### YOUR TASK
Find each line with "name" and copy it.
_ _ _ _
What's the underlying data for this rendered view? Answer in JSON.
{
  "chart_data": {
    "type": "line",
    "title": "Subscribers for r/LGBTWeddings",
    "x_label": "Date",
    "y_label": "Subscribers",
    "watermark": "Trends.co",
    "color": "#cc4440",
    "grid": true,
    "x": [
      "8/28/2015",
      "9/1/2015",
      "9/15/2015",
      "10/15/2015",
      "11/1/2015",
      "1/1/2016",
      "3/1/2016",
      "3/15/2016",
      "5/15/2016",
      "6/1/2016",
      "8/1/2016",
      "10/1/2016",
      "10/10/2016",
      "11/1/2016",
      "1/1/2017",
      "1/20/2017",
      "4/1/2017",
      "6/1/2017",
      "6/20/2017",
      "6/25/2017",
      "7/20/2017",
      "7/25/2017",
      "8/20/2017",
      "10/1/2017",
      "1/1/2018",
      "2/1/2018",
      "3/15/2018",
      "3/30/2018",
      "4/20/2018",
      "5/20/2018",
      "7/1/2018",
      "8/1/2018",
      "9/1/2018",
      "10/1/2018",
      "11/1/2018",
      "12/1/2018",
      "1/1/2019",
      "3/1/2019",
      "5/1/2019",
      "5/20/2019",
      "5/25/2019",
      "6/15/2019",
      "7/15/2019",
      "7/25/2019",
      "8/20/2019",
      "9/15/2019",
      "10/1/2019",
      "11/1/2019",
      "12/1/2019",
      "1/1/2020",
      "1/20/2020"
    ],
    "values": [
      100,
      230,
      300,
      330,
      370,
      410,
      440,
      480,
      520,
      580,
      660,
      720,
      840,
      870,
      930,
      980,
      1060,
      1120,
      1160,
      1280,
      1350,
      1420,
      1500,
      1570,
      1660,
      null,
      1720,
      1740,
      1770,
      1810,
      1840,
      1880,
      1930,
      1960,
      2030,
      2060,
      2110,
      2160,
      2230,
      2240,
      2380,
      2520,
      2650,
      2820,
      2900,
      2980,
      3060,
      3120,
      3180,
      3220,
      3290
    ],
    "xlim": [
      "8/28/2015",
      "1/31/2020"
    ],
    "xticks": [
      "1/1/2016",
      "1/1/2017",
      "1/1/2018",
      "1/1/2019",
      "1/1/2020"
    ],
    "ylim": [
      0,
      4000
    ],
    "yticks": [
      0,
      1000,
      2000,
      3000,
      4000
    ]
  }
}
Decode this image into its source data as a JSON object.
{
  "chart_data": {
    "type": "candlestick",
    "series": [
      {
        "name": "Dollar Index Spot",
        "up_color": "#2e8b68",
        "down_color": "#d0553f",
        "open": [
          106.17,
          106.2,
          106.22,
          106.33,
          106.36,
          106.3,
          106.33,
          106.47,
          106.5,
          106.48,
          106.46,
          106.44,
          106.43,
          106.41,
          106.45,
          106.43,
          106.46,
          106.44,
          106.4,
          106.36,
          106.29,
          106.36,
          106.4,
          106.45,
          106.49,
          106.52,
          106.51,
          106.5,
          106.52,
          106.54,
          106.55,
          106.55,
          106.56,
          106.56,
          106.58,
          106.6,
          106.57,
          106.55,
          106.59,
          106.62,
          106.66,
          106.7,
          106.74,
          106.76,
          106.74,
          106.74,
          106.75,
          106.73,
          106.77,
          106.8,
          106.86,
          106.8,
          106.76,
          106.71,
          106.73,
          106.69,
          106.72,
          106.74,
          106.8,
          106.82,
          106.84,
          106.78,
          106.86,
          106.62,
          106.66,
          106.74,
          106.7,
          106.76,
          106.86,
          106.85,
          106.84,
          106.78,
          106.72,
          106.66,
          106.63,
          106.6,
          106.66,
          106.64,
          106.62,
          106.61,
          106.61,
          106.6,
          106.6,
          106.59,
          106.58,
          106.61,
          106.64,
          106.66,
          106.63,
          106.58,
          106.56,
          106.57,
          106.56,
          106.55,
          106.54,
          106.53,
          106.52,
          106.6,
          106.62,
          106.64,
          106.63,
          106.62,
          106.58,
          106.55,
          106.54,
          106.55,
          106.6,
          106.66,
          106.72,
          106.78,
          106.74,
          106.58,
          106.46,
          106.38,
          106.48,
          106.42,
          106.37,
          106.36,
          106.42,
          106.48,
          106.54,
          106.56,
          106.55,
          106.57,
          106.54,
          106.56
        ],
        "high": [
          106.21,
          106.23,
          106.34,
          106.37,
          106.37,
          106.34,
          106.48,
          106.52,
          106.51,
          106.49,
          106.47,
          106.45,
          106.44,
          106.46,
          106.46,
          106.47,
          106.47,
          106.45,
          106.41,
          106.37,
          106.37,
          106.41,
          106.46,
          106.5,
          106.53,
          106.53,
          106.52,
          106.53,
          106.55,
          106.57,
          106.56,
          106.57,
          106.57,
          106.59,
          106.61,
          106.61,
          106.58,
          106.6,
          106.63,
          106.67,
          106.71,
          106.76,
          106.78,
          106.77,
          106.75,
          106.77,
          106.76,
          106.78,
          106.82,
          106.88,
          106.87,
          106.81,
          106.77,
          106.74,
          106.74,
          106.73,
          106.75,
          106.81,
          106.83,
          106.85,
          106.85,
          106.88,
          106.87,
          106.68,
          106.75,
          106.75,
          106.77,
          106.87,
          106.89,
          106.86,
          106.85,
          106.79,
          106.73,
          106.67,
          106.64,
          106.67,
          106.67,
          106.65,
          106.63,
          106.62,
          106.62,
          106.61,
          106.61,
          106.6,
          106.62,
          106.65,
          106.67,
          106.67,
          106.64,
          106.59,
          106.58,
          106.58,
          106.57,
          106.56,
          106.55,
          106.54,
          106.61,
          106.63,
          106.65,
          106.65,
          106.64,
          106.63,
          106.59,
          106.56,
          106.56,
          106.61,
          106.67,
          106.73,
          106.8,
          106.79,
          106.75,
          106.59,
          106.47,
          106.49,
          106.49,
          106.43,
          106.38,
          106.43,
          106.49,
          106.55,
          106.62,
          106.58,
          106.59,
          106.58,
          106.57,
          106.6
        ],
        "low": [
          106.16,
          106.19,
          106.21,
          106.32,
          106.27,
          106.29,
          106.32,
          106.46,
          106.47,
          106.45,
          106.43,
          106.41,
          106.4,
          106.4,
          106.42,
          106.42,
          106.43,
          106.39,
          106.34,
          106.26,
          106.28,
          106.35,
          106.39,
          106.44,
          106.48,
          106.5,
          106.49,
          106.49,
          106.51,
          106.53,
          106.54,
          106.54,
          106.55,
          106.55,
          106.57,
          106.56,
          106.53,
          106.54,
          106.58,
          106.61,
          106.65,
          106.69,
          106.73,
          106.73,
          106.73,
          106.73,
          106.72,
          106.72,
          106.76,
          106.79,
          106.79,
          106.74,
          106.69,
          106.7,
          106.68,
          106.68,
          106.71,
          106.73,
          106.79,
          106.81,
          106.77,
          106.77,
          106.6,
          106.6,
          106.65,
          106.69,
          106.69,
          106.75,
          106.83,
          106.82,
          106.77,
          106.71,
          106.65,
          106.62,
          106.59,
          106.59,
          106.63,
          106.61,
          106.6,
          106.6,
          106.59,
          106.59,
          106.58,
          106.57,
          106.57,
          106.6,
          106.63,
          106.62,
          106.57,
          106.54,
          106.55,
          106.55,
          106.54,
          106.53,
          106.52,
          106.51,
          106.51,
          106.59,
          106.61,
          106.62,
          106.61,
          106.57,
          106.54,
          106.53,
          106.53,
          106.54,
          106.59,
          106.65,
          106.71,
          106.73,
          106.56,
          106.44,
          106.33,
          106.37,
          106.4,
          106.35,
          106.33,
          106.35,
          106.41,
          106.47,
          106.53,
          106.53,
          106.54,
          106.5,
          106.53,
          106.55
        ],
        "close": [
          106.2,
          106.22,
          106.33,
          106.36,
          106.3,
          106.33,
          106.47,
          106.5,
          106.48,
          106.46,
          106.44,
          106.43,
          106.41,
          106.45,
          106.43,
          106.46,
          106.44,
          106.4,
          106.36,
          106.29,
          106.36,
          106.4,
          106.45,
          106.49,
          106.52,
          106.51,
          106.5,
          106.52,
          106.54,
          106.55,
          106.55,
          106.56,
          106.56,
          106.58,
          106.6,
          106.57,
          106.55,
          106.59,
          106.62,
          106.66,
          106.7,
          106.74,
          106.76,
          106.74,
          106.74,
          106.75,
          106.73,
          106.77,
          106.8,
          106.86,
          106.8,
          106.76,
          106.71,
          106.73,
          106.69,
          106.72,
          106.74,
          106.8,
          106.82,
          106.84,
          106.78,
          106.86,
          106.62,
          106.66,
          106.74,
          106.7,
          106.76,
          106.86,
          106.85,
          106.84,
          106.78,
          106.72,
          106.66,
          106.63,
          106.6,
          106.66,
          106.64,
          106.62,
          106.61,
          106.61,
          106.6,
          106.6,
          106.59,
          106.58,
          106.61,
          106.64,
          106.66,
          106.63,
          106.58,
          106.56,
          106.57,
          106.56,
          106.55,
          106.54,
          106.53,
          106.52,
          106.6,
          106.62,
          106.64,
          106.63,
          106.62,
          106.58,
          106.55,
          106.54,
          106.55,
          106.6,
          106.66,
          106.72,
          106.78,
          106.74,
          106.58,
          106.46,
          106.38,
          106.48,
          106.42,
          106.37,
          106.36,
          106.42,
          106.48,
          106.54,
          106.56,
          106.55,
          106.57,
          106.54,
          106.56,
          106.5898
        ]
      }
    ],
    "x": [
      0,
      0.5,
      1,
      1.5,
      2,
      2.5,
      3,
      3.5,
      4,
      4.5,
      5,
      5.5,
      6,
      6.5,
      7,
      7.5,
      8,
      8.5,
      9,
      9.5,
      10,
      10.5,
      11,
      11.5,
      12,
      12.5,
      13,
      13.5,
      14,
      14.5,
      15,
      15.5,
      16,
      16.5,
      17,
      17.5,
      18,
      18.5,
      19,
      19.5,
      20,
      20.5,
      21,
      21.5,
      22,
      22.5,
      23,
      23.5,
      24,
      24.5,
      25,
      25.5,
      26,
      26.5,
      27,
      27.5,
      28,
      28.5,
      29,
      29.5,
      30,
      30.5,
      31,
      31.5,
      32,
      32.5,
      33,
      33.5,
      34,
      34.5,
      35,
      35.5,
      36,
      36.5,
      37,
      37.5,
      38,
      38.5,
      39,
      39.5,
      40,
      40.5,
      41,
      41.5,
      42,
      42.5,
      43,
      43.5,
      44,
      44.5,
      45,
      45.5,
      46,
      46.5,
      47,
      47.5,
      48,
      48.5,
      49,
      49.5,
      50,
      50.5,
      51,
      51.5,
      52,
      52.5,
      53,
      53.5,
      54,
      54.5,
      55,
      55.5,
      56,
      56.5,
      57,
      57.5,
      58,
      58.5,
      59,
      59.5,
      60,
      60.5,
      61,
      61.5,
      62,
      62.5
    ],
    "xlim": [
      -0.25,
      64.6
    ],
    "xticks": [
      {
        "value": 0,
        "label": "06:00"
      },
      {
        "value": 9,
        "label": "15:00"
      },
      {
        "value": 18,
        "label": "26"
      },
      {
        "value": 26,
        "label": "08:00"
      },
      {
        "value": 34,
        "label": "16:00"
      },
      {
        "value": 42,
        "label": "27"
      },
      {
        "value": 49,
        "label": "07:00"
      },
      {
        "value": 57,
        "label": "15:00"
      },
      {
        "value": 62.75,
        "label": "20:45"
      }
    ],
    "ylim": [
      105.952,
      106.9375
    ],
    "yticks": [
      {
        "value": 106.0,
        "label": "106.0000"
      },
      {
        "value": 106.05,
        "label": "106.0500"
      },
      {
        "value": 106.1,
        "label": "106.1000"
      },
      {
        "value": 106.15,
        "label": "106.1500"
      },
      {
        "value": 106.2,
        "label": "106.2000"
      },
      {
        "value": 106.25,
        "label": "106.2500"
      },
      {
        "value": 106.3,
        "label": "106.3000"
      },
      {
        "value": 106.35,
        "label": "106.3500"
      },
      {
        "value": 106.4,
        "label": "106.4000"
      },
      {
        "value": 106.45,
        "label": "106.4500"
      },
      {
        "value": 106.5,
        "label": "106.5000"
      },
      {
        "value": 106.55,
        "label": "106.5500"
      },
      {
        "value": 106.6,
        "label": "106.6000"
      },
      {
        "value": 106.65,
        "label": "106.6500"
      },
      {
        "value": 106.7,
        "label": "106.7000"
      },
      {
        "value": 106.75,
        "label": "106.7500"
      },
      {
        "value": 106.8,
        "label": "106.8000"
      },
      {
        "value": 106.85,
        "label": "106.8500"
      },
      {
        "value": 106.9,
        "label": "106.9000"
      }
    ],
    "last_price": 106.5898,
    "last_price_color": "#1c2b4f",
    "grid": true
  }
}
_ _ _ _
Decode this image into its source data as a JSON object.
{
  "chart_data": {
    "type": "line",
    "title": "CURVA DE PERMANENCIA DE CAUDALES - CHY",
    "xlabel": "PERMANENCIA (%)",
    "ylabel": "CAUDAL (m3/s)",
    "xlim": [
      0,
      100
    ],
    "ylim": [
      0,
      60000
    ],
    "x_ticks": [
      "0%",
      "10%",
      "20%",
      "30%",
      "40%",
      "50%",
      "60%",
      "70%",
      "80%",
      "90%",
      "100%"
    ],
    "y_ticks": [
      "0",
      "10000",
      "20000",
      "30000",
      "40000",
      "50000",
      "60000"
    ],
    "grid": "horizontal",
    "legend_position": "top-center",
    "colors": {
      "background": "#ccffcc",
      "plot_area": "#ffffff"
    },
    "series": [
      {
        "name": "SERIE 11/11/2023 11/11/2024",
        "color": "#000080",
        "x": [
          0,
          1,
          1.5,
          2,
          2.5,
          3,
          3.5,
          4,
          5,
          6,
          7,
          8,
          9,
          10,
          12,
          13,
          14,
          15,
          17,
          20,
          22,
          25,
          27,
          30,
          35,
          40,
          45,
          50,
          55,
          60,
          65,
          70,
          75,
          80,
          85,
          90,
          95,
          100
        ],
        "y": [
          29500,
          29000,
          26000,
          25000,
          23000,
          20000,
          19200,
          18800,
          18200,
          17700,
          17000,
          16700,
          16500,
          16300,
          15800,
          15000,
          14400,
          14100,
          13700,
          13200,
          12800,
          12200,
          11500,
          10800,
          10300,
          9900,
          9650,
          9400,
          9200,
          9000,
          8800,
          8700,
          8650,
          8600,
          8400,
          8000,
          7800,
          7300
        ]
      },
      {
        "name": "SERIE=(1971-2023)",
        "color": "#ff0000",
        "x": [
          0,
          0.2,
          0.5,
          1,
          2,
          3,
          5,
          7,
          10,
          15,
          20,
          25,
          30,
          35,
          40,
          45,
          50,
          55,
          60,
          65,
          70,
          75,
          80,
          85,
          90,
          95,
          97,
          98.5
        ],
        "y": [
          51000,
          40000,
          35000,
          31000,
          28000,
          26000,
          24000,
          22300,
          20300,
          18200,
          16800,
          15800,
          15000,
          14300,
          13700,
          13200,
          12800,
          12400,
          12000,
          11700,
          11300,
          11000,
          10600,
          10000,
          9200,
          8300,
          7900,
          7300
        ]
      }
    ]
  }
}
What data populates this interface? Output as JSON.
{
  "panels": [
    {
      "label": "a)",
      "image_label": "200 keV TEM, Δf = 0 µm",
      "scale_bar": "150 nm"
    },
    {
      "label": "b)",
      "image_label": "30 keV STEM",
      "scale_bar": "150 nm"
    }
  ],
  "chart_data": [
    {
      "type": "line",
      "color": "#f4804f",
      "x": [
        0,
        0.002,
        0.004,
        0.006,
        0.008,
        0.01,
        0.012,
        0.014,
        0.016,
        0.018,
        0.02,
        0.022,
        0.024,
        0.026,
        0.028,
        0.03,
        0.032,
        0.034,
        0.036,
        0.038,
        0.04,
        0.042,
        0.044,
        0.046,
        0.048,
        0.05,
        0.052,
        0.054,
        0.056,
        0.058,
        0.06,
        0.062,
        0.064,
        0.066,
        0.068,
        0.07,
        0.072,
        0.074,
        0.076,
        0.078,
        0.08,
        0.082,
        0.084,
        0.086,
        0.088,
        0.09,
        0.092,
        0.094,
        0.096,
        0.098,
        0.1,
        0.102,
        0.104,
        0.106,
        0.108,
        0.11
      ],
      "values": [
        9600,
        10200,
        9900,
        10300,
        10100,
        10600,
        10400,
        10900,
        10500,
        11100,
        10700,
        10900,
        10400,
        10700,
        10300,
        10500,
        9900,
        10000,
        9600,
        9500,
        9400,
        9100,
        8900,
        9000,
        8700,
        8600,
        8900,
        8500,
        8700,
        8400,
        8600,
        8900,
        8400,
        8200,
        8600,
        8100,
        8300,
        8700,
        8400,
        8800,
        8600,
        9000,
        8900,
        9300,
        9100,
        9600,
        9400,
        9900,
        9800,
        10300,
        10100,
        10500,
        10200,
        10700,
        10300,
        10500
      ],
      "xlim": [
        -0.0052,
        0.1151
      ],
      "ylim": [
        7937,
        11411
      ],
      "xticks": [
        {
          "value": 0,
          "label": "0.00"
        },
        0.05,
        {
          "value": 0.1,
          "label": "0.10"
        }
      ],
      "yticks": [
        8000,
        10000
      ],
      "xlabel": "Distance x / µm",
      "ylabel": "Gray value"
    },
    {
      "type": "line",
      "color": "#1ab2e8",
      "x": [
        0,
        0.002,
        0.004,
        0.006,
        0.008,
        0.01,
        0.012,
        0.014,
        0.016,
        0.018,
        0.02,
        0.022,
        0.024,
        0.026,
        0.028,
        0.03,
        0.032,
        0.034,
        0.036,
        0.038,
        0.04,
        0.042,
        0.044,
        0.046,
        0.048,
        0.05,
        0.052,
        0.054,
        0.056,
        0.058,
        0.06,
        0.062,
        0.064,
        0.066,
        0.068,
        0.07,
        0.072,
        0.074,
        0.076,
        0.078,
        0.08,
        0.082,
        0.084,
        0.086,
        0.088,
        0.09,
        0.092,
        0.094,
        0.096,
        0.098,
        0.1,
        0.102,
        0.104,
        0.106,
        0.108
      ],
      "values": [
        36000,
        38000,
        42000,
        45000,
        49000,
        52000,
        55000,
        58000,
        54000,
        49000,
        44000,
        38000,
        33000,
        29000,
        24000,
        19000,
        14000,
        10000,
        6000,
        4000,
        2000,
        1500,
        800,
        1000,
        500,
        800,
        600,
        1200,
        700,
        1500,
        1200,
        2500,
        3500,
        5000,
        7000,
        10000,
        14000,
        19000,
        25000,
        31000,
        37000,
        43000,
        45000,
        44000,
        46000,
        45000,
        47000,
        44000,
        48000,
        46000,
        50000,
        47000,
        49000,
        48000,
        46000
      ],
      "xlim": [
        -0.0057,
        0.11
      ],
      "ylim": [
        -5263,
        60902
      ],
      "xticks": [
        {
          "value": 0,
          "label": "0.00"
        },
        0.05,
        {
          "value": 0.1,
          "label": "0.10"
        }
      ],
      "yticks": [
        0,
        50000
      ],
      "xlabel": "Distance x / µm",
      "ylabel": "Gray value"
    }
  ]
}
_ _ _ _
### CORRECT OUTPUT
        "name": "Dollar Index Spot",
        "name": "SERIE 11/11/2023 11/11/2024",
        "name": "SERIE=(1971-2023)",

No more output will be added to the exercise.